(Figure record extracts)
================================

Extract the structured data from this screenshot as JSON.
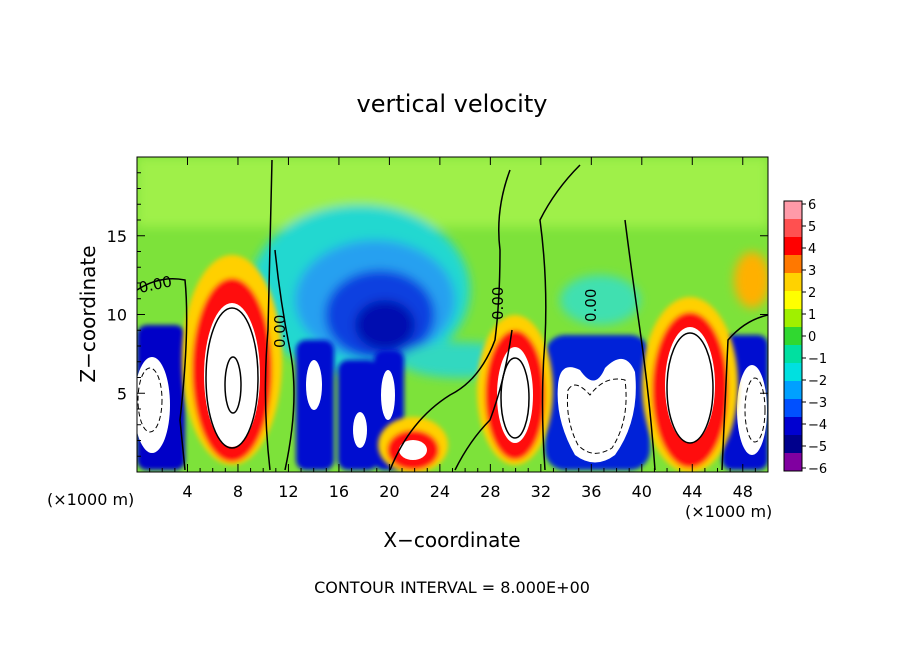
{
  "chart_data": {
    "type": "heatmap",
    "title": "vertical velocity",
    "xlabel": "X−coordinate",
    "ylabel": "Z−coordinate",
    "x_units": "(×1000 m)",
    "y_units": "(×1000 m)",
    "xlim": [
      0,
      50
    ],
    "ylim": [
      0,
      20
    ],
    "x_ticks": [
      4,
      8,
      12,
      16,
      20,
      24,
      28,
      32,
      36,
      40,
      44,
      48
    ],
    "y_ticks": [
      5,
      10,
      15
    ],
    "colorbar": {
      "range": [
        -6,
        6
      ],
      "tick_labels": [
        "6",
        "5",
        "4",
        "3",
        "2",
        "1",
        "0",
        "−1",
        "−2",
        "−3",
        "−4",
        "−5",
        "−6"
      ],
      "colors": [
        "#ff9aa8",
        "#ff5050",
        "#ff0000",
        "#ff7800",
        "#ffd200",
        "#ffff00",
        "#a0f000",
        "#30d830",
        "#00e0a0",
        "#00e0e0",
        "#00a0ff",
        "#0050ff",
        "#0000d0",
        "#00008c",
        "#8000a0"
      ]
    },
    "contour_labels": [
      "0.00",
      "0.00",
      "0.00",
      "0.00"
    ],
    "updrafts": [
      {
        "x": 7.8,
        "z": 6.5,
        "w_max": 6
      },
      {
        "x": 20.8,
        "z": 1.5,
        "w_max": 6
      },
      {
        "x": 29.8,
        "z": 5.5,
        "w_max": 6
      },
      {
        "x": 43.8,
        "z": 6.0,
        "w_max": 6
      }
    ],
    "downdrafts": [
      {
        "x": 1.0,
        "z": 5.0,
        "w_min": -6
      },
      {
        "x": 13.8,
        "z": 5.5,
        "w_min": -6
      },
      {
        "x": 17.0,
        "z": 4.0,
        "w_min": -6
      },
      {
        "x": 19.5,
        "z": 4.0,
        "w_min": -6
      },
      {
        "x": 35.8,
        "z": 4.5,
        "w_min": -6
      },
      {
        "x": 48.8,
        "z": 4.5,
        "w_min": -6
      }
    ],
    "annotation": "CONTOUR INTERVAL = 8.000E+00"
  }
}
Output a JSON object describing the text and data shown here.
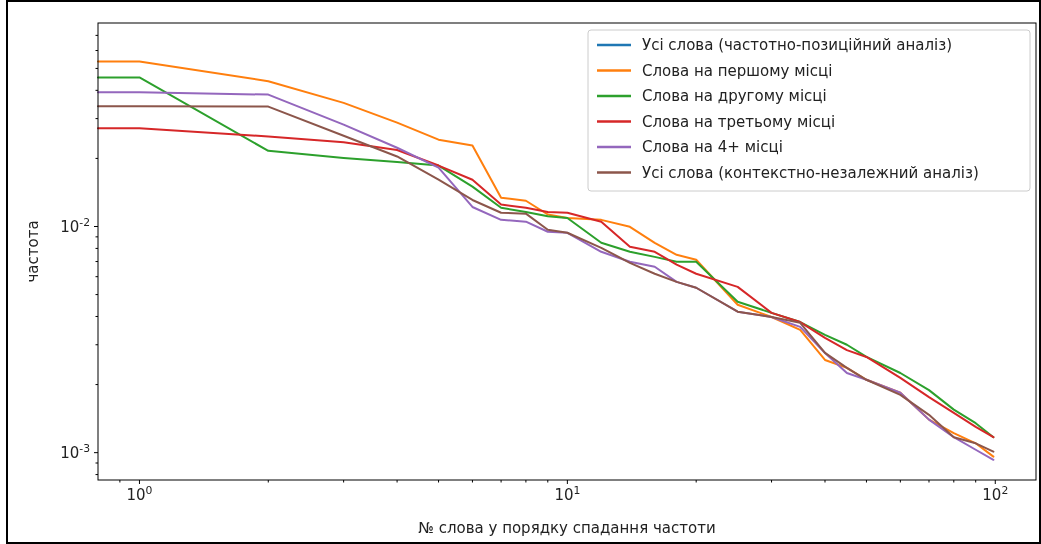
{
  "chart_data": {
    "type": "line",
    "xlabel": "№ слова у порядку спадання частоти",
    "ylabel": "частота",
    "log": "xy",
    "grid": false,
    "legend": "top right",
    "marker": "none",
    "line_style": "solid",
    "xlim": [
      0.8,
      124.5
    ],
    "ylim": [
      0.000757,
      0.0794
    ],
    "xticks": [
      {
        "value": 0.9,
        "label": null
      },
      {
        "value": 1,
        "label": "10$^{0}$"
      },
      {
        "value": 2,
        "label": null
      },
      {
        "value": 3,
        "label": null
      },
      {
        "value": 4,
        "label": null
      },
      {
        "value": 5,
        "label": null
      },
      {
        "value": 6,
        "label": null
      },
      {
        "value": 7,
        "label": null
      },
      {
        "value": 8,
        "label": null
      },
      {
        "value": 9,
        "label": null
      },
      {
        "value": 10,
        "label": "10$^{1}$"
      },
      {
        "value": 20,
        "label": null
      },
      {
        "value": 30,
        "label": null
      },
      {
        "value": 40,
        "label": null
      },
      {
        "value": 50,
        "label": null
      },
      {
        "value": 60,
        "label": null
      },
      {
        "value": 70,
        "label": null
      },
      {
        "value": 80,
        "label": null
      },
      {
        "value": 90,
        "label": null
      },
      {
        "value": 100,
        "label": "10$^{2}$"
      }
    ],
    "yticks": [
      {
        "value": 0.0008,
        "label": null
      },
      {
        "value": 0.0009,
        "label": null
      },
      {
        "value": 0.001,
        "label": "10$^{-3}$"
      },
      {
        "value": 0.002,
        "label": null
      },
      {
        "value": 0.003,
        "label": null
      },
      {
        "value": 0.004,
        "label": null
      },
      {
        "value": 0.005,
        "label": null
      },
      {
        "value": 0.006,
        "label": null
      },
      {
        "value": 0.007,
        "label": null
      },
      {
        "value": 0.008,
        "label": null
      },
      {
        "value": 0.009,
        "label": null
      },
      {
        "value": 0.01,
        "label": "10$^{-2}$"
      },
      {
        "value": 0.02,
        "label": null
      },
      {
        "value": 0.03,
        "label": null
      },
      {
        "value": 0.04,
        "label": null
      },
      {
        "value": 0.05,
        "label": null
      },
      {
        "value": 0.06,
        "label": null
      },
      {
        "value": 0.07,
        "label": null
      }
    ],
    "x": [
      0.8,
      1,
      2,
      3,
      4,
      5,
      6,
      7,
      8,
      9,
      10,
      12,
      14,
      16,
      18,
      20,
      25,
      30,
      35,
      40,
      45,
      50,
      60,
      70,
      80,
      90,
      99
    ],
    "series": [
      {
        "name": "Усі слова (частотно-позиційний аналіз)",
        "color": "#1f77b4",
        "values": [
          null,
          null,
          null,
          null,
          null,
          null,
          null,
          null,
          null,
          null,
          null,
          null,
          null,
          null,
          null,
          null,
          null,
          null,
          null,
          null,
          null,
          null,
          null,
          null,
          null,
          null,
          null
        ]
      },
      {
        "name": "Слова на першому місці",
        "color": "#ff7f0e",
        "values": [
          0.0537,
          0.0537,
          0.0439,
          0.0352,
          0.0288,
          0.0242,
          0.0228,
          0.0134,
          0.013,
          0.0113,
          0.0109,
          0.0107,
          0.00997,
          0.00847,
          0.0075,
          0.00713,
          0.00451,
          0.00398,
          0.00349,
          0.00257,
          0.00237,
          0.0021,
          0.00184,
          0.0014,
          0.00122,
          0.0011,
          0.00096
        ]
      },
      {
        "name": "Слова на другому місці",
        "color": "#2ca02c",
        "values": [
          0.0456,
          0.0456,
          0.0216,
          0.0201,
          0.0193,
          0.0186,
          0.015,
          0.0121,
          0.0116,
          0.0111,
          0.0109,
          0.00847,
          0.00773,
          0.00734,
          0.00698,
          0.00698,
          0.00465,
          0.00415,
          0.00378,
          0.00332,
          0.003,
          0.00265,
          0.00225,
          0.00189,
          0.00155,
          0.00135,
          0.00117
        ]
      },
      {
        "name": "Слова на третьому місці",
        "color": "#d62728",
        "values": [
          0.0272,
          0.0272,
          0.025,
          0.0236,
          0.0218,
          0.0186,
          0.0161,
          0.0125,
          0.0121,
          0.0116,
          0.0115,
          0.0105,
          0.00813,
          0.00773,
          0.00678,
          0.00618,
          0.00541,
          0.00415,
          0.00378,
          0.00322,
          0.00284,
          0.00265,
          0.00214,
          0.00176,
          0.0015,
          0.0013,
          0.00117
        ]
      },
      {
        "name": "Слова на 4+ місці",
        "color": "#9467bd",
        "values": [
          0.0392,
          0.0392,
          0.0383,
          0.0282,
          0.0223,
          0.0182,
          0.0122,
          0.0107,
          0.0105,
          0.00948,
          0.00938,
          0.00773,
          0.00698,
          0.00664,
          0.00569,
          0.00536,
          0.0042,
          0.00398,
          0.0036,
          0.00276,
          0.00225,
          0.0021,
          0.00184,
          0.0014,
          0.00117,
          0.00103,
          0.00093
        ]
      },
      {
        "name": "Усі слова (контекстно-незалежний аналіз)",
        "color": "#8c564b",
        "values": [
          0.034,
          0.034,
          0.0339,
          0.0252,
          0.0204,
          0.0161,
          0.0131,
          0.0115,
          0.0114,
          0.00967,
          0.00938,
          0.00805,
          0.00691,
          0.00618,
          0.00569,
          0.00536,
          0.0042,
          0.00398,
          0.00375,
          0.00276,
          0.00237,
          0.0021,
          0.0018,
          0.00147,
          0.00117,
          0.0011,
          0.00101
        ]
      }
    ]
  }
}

================================

→ THE EXERCISE: Each entry must be retyped word for word, with every image omitted.

→ TASK RESULT:
Extract the structured data from this screenshot as JSON.
{
  "chart_data": {
    "type": "heatmap",
    "title": "vertical velocity",
    "xlabel": "X−coordinate",
    "ylabel": "Z−coordinate",
    "x_units": "(×1000 m)",
    "y_units": "(×1000 m)",
    "xlim": [
      0,
      50
    ],
    "ylim": [
      0,
      20
    ],
    "x_ticks": [
      4,
      8,
      12,
      16,
      20,
      24,
      28,
      32,
      36,
      40,
      44,
      48
    ],
    "y_ticks": [
      5,
      10,
      15
    ],
    "colorbar": {
      "range": [
        -6,
        6
      ],
      "tick_labels": [
        "6",
        "5",
        "4",
        "3",
        "2",
        "1",
        "0",
        "−1",
        "−2",
        "−3",
        "−4",
        "−5",
        "−6"
      ],
      "colors": [
        "#ff9aa8",
        "#ff5050",
        "#ff0000",
        "#ff7800",
        "#ffd200",
        "#ffff00",
        "#a0f000",
        "#30d830",
        "#00e0a0",
        "#00e0e0",
        "#00a0ff",
        "#0050ff",
        "#0000d0",
        "#00008c",
        "#8000a0"
      ]
    },
    "contour_labels": [
      "0.00",
      "0.00",
      "0.00",
      "0.00"
    ],
    "updrafts": [
      {
        "x": 7.8,
        "z": 6.5,
        "w_max": 6
      },
      {
        "x": 20.8,
        "z": 1.5,
        "w_max": 6
      },
      {
        "x": 29.8,
        "z": 5.5,
        "w_max": 6
      },
      {
        "x": 43.8,
        "z": 6.0,
        "w_max": 6
      }
    ],
    "downdrafts": [
      {
        "x": 1.0,
        "z": 5.0,
        "w_min": -6
      },
      {
        "x": 13.8,
        "z": 5.5,
        "w_min": -6
      },
      {
        "x": 17.0,
        "z": 4.0,
        "w_min": -6
      },
      {
        "x": 19.5,
        "z": 4.0,
        "w_min": -6
      },
      {
        "x": 35.8,
        "z": 4.5,
        "w_min": -6
      },
      {
        "x": 48.8,
        "z": 4.5,
        "w_min": -6
      }
    ],
    "annotation": "CONTOUR INTERVAL = 8.000E+00"
  }
}
Output a JSON object describing the text and data shown here.
{
  "chart_data": {
    "type": "line",
    "xlabel": "№ слова у порядку спадання частоти",
    "ylabel": "частота",
    "log": "xy",
    "grid": false,
    "legend": "top right",
    "marker": "none",
    "line_style": "solid",
    "xlim": [
      0.8,
      124.5
    ],
    "ylim": [
      0.000757,
      0.0794
    ],
    "xticks": [
      {
        "value": 0.9,
        "label": null
      },
      {
        "value": 1,
        "label": "10$^{0}$"
      },
      {
        "value": 2,
        "label": null
      },
      {
        "value": 3,
        "label": null
      },
      {
        "value": 4,
        "label": null
      },
      {
        "value": 5,
        "label": null
      },
      {
        "value": 6,
        "label": null
      },
      {
        "value": 7,
        "label": null
      },
      {
        "value": 8,
        "label": null
      },
      {
        "value": 9,
        "label": null
      },
      {
        "value": 10,
        "label": "10$^{1}$"
      },
      {
        "value": 20,
        "label": null
      },
      {
        "value": 30,
        "label": null
      },
      {
        "value": 40,
        "label": null
      },
      {
        "value": 50,
        "label": null
      },
      {
        "value": 60,
        "label": null
      },
      {
        "value": 70,
        "label": null
      },
      {
        "value": 80,
        "label": null
      },
      {
        "value": 90,
        "label": null
      },
      {
        "value": 100,
        "label": "10$^{2}$"
      }
    ],
    "yticks": [
      {
        "value": 0.0008,
        "label": null
      },
      {
        "value": 0.0009,
        "label": null
      },
      {
        "value": 0.001,
        "label": "10$^{-3}$"
      },
      {
        "value": 0.002,
        "label": null
      },
      {
        "value": 0.003,
        "label": null
      },
      {
        "value": 0.004,
        "label": null
      },
      {
        "value": 0.005,
        "label": null
      },
      {
        "value": 0.006,
        "label": null
      },
      {
        "value": 0.007,
        "label": null
      },
      {
        "value": 0.008,
        "label": null
      },
      {
        "value": 0.009,
        "label": null
      },
      {
        "value": 0.01,
        "label": "10$^{-2}$"
      },
      {
        "value": 0.02,
        "label": null
      },
      {
        "value": 0.03,
        "label": null
      },
      {
        "value": 0.04,
        "label": null
      },
      {
        "value": 0.05,
        "label": null
      },
      {
        "value": 0.06,
        "label": null
      },
      {
        "value": 0.07,
        "label": null
      }
    ],
    "x": [
      0.8,
      1,
      2,
      3,
      4,
      5,
      6,
      7,
      8,
      9,
      10,
      12,
      14,
      16,
      18,
      20,
      25,
      30,
      35,
      40,
      45,
      50,
      60,
      70,
      80,
      90,
      99
    ],
    "series": [
      {
        "name": "Усі слова (частотно-позиційний аналіз)",
        "color": "#1f77b4",
        "values": [
          null,
          null,
          null,
          null,
          null,
          null,
          null,
          null,
          null,
          null,
          null,
          null,
          null,
          null,
          null,
          null,
          null,
          null,
          null,
          null,
          null,
          null,
          null,
          null,
          null,
          null,
          null
        ]
      },
      {
        "name": "Слова на першому місці",
        "color": "#ff7f0e",
        "values": [
          0.0537,
          0.0537,
          0.0439,
          0.0352,
          0.0288,
          0.0242,
          0.0228,
          0.0134,
          0.013,
          0.0113,
          0.0109,
          0.0107,
          0.00997,
          0.00847,
          0.0075,
          0.00713,
          0.00451,
          0.00398,
          0.00349,
          0.00257,
          0.00237,
          0.0021,
          0.00184,
          0.0014,
          0.00122,
          0.0011,
          0.00096
        ]
      },
      {
        "name": "Слова на другому місці",
        "color": "#2ca02c",
        "values": [
          0.0456,
          0.0456,
          0.0216,
          0.0201,
          0.0193,
          0.0186,
          0.015,
          0.0121,
          0.0116,
          0.0111,
          0.0109,
          0.00847,
          0.00773,
          0.00734,
          0.00698,
          0.00698,
          0.00465,
          0.00415,
          0.00378,
          0.00332,
          0.003,
          0.00265,
          0.00225,
          0.00189,
          0.00155,
          0.00135,
          0.00117
        ]
      },
      {
        "name": "Слова на третьому місці",
        "color": "#d62728",
        "values": [
          0.0272,
          0.0272,
          0.025,
          0.0236,
          0.0218,
          0.0186,
          0.0161,
          0.0125,
          0.0121,
          0.0116,
          0.0115,
          0.0105,
          0.00813,
          0.00773,
          0.00678,
          0.00618,
          0.00541,
          0.00415,
          0.00378,
          0.00322,
          0.00284,
          0.00265,
          0.00214,
          0.00176,
          0.0015,
          0.0013,
          0.00117
        ]
      },
      {
        "name": "Слова на 4+ місці",
        "color": "#9467bd",
        "values": [
          0.0392,
          0.0392,
          0.0383,
          0.0282,
          0.0223,
          0.0182,
          0.0122,
          0.0107,
          0.0105,
          0.00948,
          0.00938,
          0.00773,
          0.00698,
          0.00664,
          0.00569,
          0.00536,
          0.0042,
          0.00398,
          0.0036,
          0.00276,
          0.00225,
          0.0021,
          0.00184,
          0.0014,
          0.00117,
          0.00103,
          0.00093
        ]
      },
      {
        "name": "Усі слова (контекстно-незалежний аналіз)",
        "color": "#8c564b",
        "values": [
          0.034,
          0.034,
          0.0339,
          0.0252,
          0.0204,
          0.0161,
          0.0131,
          0.0115,
          0.0114,
          0.00967,
          0.00938,
          0.00805,
          0.00691,
          0.00618,
          0.00569,
          0.00536,
          0.0042,
          0.00398,
          0.00375,
          0.00276,
          0.00237,
          0.0021,
          0.0018,
          0.00147,
          0.00117,
          0.0011,
          0.00101
        ]
      }
    ]
  }
}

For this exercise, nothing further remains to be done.